+++ GIVEN DATA

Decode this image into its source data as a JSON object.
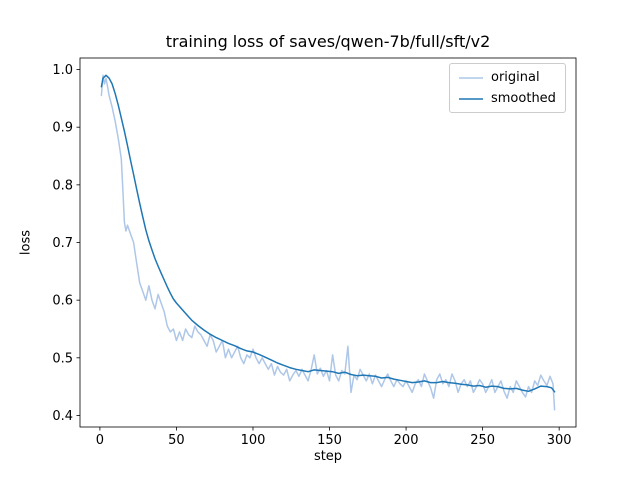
{
  "chart_data": {
    "type": "line",
    "title": "training loss of saves/qwen-7b/full/sft/v2",
    "xlabel": "step",
    "ylabel": "loss",
    "xlim": [
      -13,
      311
    ],
    "ylim": [
      0.38,
      1.02
    ],
    "xticks": [
      0,
      50,
      100,
      150,
      200,
      250,
      300
    ],
    "yticks": [
      0.4,
      0.5,
      0.6,
      0.7,
      0.8,
      0.9,
      1.0
    ],
    "grid": false,
    "legend_position": "upper right",
    "series": [
      {
        "name": "original",
        "color": "#aec7e8",
        "points": [
          [
            1,
            0.955
          ],
          [
            2,
            0.99
          ],
          [
            3,
            0.975
          ],
          [
            4,
            0.985
          ],
          [
            5,
            0.97
          ],
          [
            6,
            0.955
          ],
          [
            8,
            0.935
          ],
          [
            10,
            0.91
          ],
          [
            12,
            0.88
          ],
          [
            14,
            0.845
          ],
          [
            15,
            0.79
          ],
          [
            16,
            0.735
          ],
          [
            17,
            0.72
          ],
          [
            18,
            0.73
          ],
          [
            20,
            0.715
          ],
          [
            22,
            0.7
          ],
          [
            24,
            0.665
          ],
          [
            26,
            0.63
          ],
          [
            28,
            0.615
          ],
          [
            30,
            0.6
          ],
          [
            32,
            0.625
          ],
          [
            34,
            0.6
          ],
          [
            36,
            0.585
          ],
          [
            38,
            0.61
          ],
          [
            40,
            0.595
          ],
          [
            42,
            0.58
          ],
          [
            44,
            0.555
          ],
          [
            46,
            0.545
          ],
          [
            48,
            0.55
          ],
          [
            50,
            0.53
          ],
          [
            52,
            0.545
          ],
          [
            54,
            0.53
          ],
          [
            56,
            0.55
          ],
          [
            58,
            0.54
          ],
          [
            60,
            0.535
          ],
          [
            62,
            0.555
          ],
          [
            64,
            0.545
          ],
          [
            66,
            0.54
          ],
          [
            68,
            0.53
          ],
          [
            70,
            0.52
          ],
          [
            72,
            0.54
          ],
          [
            74,
            0.53
          ],
          [
            76,
            0.51
          ],
          [
            78,
            0.52
          ],
          [
            80,
            0.53
          ],
          [
            82,
            0.5
          ],
          [
            84,
            0.515
          ],
          [
            86,
            0.5
          ],
          [
            88,
            0.51
          ],
          [
            90,
            0.52
          ],
          [
            92,
            0.5
          ],
          [
            94,
            0.49
          ],
          [
            96,
            0.505
          ],
          [
            98,
            0.5
          ],
          [
            100,
            0.515
          ],
          [
            102,
            0.5
          ],
          [
            104,
            0.49
          ],
          [
            106,
            0.5
          ],
          [
            108,
            0.49
          ],
          [
            110,
            0.48
          ],
          [
            112,
            0.49
          ],
          [
            114,
            0.47
          ],
          [
            116,
            0.485
          ],
          [
            118,
            0.475
          ],
          [
            120,
            0.47
          ],
          [
            122,
            0.48
          ],
          [
            124,
            0.46
          ],
          [
            126,
            0.47
          ],
          [
            128,
            0.478
          ],
          [
            130,
            0.468
          ],
          [
            132,
            0.48
          ],
          [
            134,
            0.47
          ],
          [
            136,
            0.46
          ],
          [
            138,
            0.48
          ],
          [
            140,
            0.505
          ],
          [
            142,
            0.472
          ],
          [
            144,
            0.482
          ],
          [
            146,
            0.468
          ],
          [
            148,
            0.478
          ],
          [
            150,
            0.46
          ],
          [
            152,
            0.505
          ],
          [
            154,
            0.47
          ],
          [
            156,
            0.46
          ],
          [
            158,
            0.478
          ],
          [
            160,
            0.472
          ],
          [
            162,
            0.52
          ],
          [
            164,
            0.44
          ],
          [
            166,
            0.47
          ],
          [
            168,
            0.462
          ],
          [
            170,
            0.48
          ],
          [
            172,
            0.47
          ],
          [
            174,
            0.46
          ],
          [
            176,
            0.472
          ],
          [
            178,
            0.455
          ],
          [
            180,
            0.47
          ],
          [
            182,
            0.46
          ],
          [
            184,
            0.45
          ],
          [
            186,
            0.462
          ],
          [
            188,
            0.472
          ],
          [
            190,
            0.46
          ],
          [
            192,
            0.45
          ],
          [
            194,
            0.462
          ],
          [
            196,
            0.455
          ],
          [
            198,
            0.45
          ],
          [
            200,
            0.46
          ],
          [
            202,
            0.45
          ],
          [
            204,
            0.44
          ],
          [
            206,
            0.455
          ],
          [
            208,
            0.462
          ],
          [
            210,
            0.45
          ],
          [
            212,
            0.472
          ],
          [
            214,
            0.46
          ],
          [
            216,
            0.448
          ],
          [
            218,
            0.43
          ],
          [
            220,
            0.462
          ],
          [
            222,
            0.472
          ],
          [
            224,
            0.455
          ],
          [
            226,
            0.462
          ],
          [
            228,
            0.45
          ],
          [
            230,
            0.472
          ],
          [
            232,
            0.46
          ],
          [
            234,
            0.44
          ],
          [
            236,
            0.455
          ],
          [
            238,
            0.462
          ],
          [
            240,
            0.45
          ],
          [
            242,
            0.46
          ],
          [
            244,
            0.44
          ],
          [
            246,
            0.45
          ],
          [
            248,
            0.462
          ],
          [
            250,
            0.455
          ],
          [
            252,
            0.44
          ],
          [
            254,
            0.45
          ],
          [
            256,
            0.462
          ],
          [
            258,
            0.44
          ],
          [
            260,
            0.45
          ],
          [
            262,
            0.46
          ],
          [
            264,
            0.442
          ],
          [
            266,
            0.43
          ],
          [
            268,
            0.45
          ],
          [
            270,
            0.44
          ],
          [
            272,
            0.46
          ],
          [
            274,
            0.45
          ],
          [
            276,
            0.44
          ],
          [
            278,
            0.432
          ],
          [
            280,
            0.45
          ],
          [
            282,
            0.44
          ],
          [
            284,
            0.46
          ],
          [
            286,
            0.452
          ],
          [
            288,
            0.47
          ],
          [
            290,
            0.46
          ],
          [
            292,
            0.452
          ],
          [
            294,
            0.468
          ],
          [
            296,
            0.455
          ],
          [
            297,
            0.41
          ]
        ]
      },
      {
        "name": "smoothed",
        "color": "#1f77b4",
        "points": [
          [
            1,
            0.97
          ],
          [
            2,
            0.985
          ],
          [
            4,
            0.99
          ],
          [
            6,
            0.985
          ],
          [
            8,
            0.975
          ],
          [
            10,
            0.958
          ],
          [
            12,
            0.938
          ],
          [
            14,
            0.916
          ],
          [
            16,
            0.893
          ],
          [
            18,
            0.868
          ],
          [
            20,
            0.843
          ],
          [
            22,
            0.818
          ],
          [
            24,
            0.793
          ],
          [
            26,
            0.768
          ],
          [
            28,
            0.744
          ],
          [
            30,
            0.722
          ],
          [
            32,
            0.703
          ],
          [
            34,
            0.687
          ],
          [
            36,
            0.672
          ],
          [
            38,
            0.659
          ],
          [
            40,
            0.647
          ],
          [
            42,
            0.635
          ],
          [
            44,
            0.623
          ],
          [
            46,
            0.612
          ],
          [
            48,
            0.602
          ],
          [
            50,
            0.595
          ],
          [
            52,
            0.589
          ],
          [
            54,
            0.583
          ],
          [
            56,
            0.577
          ],
          [
            58,
            0.571
          ],
          [
            60,
            0.565
          ],
          [
            64,
            0.556
          ],
          [
            68,
            0.548
          ],
          [
            72,
            0.541
          ],
          [
            76,
            0.535
          ],
          [
            80,
            0.53
          ],
          [
            84,
            0.525
          ],
          [
            88,
            0.521
          ],
          [
            92,
            0.516
          ],
          [
            96,
            0.512
          ],
          [
            100,
            0.51
          ],
          [
            104,
            0.506
          ],
          [
            108,
            0.501
          ],
          [
            112,
            0.496
          ],
          [
            116,
            0.491
          ],
          [
            120,
            0.487
          ],
          [
            124,
            0.483
          ],
          [
            128,
            0.48
          ],
          [
            132,
            0.478
          ],
          [
            136,
            0.476
          ],
          [
            140,
            0.479
          ],
          [
            144,
            0.478
          ],
          [
            148,
            0.477
          ],
          [
            152,
            0.476
          ],
          [
            156,
            0.473
          ],
          [
            160,
            0.475
          ],
          [
            164,
            0.471
          ],
          [
            168,
            0.469
          ],
          [
            172,
            0.47
          ],
          [
            176,
            0.469
          ],
          [
            180,
            0.468
          ],
          [
            184,
            0.465
          ],
          [
            188,
            0.466
          ],
          [
            192,
            0.463
          ],
          [
            196,
            0.461
          ],
          [
            200,
            0.459
          ],
          [
            204,
            0.457
          ],
          [
            208,
            0.458
          ],
          [
            212,
            0.46
          ],
          [
            216,
            0.457
          ],
          [
            220,
            0.457
          ],
          [
            224,
            0.459
          ],
          [
            228,
            0.457
          ],
          [
            232,
            0.456
          ],
          [
            236,
            0.454
          ],
          [
            240,
            0.453
          ],
          [
            244,
            0.451
          ],
          [
            248,
            0.452
          ],
          [
            252,
            0.449
          ],
          [
            256,
            0.451
          ],
          [
            260,
            0.45
          ],
          [
            264,
            0.447
          ],
          [
            268,
            0.446
          ],
          [
            272,
            0.447
          ],
          [
            276,
            0.444
          ],
          [
            280,
            0.442
          ],
          [
            284,
            0.446
          ],
          [
            288,
            0.451
          ],
          [
            292,
            0.45
          ],
          [
            295,
            0.448
          ],
          [
            297,
            0.441
          ]
        ]
      }
    ]
  }
}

++++++

EXERCISE DESCRIPTION: Your answer should be a single number: the count of lines containing the word "loss".

CORRECT OUTPUT: 2